Given problem → Write out all records as given; omit images.
— start of Data —
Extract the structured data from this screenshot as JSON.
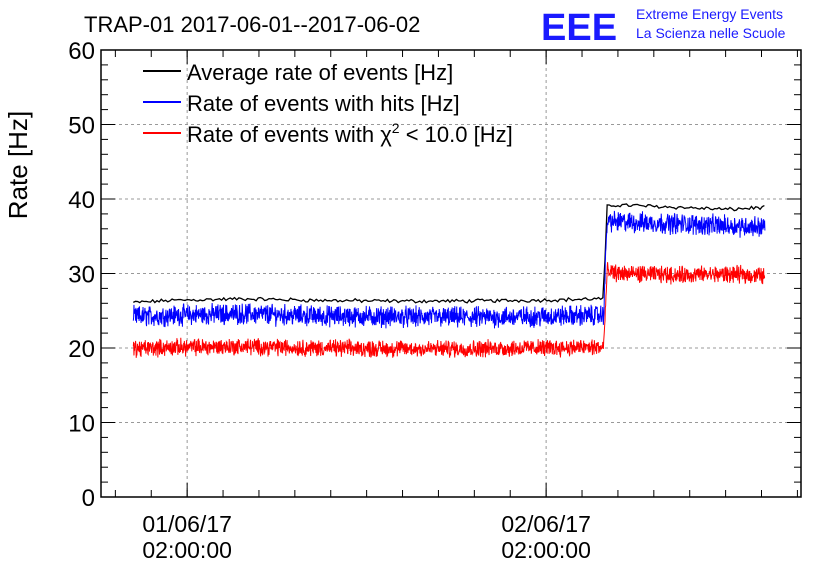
{
  "chart_data": {
    "type": "line",
    "title": "TRAP-01 2017-06-01--2017-06-02",
    "ylabel": "Rate [Hz]",
    "xlabel": "",
    "ylim": [
      0,
      60
    ],
    "xlim_hours": [
      0,
      39
    ],
    "y_ticks": [
      "0",
      "10",
      "20",
      "30",
      "40",
      "50",
      "60"
    ],
    "x_ticks": [
      {
        "hour": 4.8,
        "date": "01/06/17",
        "time": "02:00:00"
      },
      {
        "hour": 24.8,
        "date": "02/06/17",
        "time": "02:00:00"
      }
    ],
    "grid": true,
    "legend_position": "top-left",
    "series": [
      {
        "name": "Average rate of events [Hz]",
        "color": "#000000",
        "noise": 0.2,
        "x": [
          1.8,
          4,
          8,
          12,
          16,
          20,
          24,
          28.0,
          28.2,
          29,
          32,
          35,
          37
        ],
        "y": [
          26.1,
          26.4,
          26.6,
          26.4,
          26.3,
          26.3,
          26.4,
          26.6,
          39.1,
          39.2,
          38.9,
          38.6,
          38.9
        ]
      },
      {
        "name": "Rate of events with hits [Hz]",
        "color": "#0000ff",
        "noise": 1.1,
        "x": [
          1.8,
          4,
          8,
          12,
          16,
          20,
          24,
          28.0,
          28.2,
          29,
          32,
          35,
          37
        ],
        "y": [
          24.2,
          24.4,
          24.6,
          24.3,
          24.2,
          24.1,
          24.2,
          24.4,
          37.0,
          36.9,
          36.7,
          36.4,
          36.3
        ]
      },
      {
        "name": "Rate of events with χ² < 10.0 [Hz]",
        "legend_prefix": "Rate of events with ",
        "legend_chi": "χ",
        "legend_sup": "2",
        "legend_suffix": " < 10.0 [Hz]",
        "color": "#ff0000",
        "noise": 0.9,
        "x": [
          1.8,
          4,
          8,
          12,
          16,
          20,
          24,
          28.0,
          28.2,
          29,
          32,
          35,
          37
        ],
        "y": [
          19.9,
          20.1,
          20.2,
          20.0,
          19.9,
          19.9,
          20.0,
          20.1,
          30.2,
          30.0,
          29.8,
          29.9,
          29.7
        ]
      }
    ]
  },
  "logo": {
    "mark": "EEE",
    "line1": "Extreme Energy Events",
    "line2": "La Scienza nelle Scuole",
    "color": "#1a1aff"
  }
}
— end of Data —
The response →
Extract the structured data from this screenshot as JSON.
{
  "chart_data": {
    "type": "line",
    "title": "TRAP-01 2017-06-01--2017-06-02",
    "ylabel": "Rate [Hz]",
    "xlabel": "",
    "ylim": [
      0,
      60
    ],
    "xlim_hours": [
      0,
      39
    ],
    "y_ticks": [
      "0",
      "10",
      "20",
      "30",
      "40",
      "50",
      "60"
    ],
    "x_ticks": [
      {
        "hour": 4.8,
        "date": "01/06/17",
        "time": "02:00:00"
      },
      {
        "hour": 24.8,
        "date": "02/06/17",
        "time": "02:00:00"
      }
    ],
    "grid": true,
    "legend_position": "top-left",
    "series": [
      {
        "name": "Average rate of events [Hz]",
        "color": "#000000",
        "noise": 0.2,
        "x": [
          1.8,
          4,
          8,
          12,
          16,
          20,
          24,
          28.0,
          28.2,
          29,
          32,
          35,
          37
        ],
        "y": [
          26.1,
          26.4,
          26.6,
          26.4,
          26.3,
          26.3,
          26.4,
          26.6,
          39.1,
          39.2,
          38.9,
          38.6,
          38.9
        ]
      },
      {
        "name": "Rate of events with hits [Hz]",
        "color": "#0000ff",
        "noise": 1.1,
        "x": [
          1.8,
          4,
          8,
          12,
          16,
          20,
          24,
          28.0,
          28.2,
          29,
          32,
          35,
          37
        ],
        "y": [
          24.2,
          24.4,
          24.6,
          24.3,
          24.2,
          24.1,
          24.2,
          24.4,
          37.0,
          36.9,
          36.7,
          36.4,
          36.3
        ]
      },
      {
        "name": "Rate of events with χ² < 10.0 [Hz]",
        "legend_prefix": "Rate of events with ",
        "legend_chi": "χ",
        "legend_sup": "2",
        "legend_suffix": " < 10.0 [Hz]",
        "color": "#ff0000",
        "noise": 0.9,
        "x": [
          1.8,
          4,
          8,
          12,
          16,
          20,
          24,
          28.0,
          28.2,
          29,
          32,
          35,
          37
        ],
        "y": [
          19.9,
          20.1,
          20.2,
          20.0,
          19.9,
          19.9,
          20.0,
          20.1,
          30.2,
          30.0,
          29.8,
          29.9,
          29.7
        ]
      }
    ]
  },
  "logo": {
    "mark": "EEE",
    "line1": "Extreme Energy Events",
    "line2": "La Scienza nelle Scuole",
    "color": "#1a1aff"
  }
}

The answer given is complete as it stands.